▸ To do: Return the material exactly as supplied, apart from the pictures, which are omitted.

▸ Stored rows:
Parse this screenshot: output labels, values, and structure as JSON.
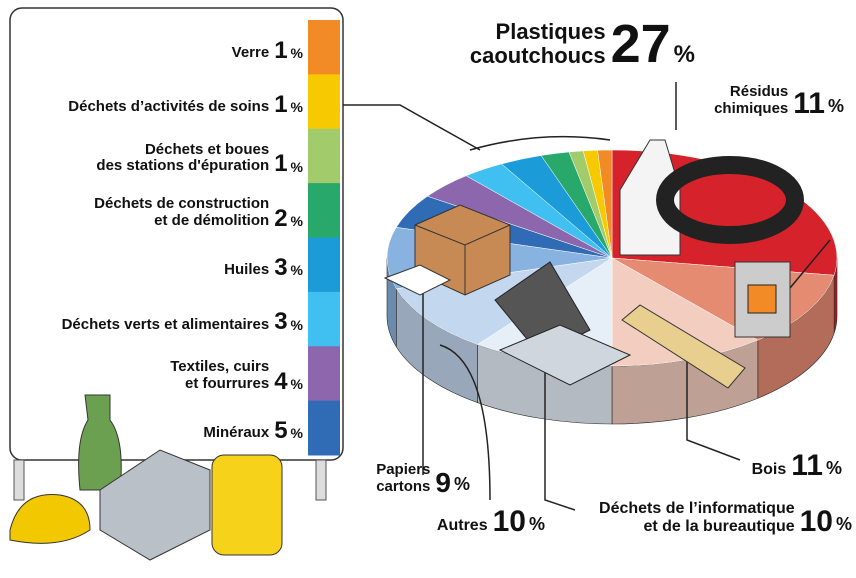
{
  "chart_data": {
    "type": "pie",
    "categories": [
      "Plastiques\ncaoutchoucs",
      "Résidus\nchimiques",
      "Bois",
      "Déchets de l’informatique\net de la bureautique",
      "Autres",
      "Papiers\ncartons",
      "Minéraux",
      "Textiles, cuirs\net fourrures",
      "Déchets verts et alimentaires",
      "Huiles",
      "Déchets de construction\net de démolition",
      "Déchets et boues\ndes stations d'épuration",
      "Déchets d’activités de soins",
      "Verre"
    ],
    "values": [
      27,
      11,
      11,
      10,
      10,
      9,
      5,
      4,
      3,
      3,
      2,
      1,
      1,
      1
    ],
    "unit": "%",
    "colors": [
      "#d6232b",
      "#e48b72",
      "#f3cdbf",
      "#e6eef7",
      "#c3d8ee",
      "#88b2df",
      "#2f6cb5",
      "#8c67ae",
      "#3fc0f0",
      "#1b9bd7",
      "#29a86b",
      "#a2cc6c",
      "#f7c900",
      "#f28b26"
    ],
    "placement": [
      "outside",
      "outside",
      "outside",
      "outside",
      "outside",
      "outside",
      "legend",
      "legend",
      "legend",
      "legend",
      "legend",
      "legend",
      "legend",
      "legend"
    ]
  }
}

▸ The solution:
Parse this screenshot: output labels, values, and structure as JSON.
{
  "chart_data": {
    "type": "pie",
    "categories": [
      "Plastiques\ncaoutchoucs",
      "Résidus\nchimiques",
      "Bois",
      "Déchets de l’informatique\net de la bureautique",
      "Autres",
      "Papiers\ncartons",
      "Minéraux",
      "Textiles, cuirs\net fourrures",
      "Déchets verts et alimentaires",
      "Huiles",
      "Déchets de construction\net de démolition",
      "Déchets et boues\ndes stations d'épuration",
      "Déchets d’activités de soins",
      "Verre"
    ],
    "values": [
      27,
      11,
      11,
      10,
      10,
      9,
      5,
      4,
      3,
      3,
      2,
      1,
      1,
      1
    ],
    "unit": "%",
    "colors": [
      "#d6232b",
      "#e48b72",
      "#f3cdbf",
      "#e6eef7",
      "#c3d8ee",
      "#88b2df",
      "#2f6cb5",
      "#8c67ae",
      "#3fc0f0",
      "#1b9bd7",
      "#29a86b",
      "#a2cc6c",
      "#f7c900",
      "#f28b26"
    ],
    "placement": [
      "outside",
      "outside",
      "outside",
      "outside",
      "outside",
      "outside",
      "legend",
      "legend",
      "legend",
      "legend",
      "legend",
      "legend",
      "legend",
      "legend"
    ]
  }
}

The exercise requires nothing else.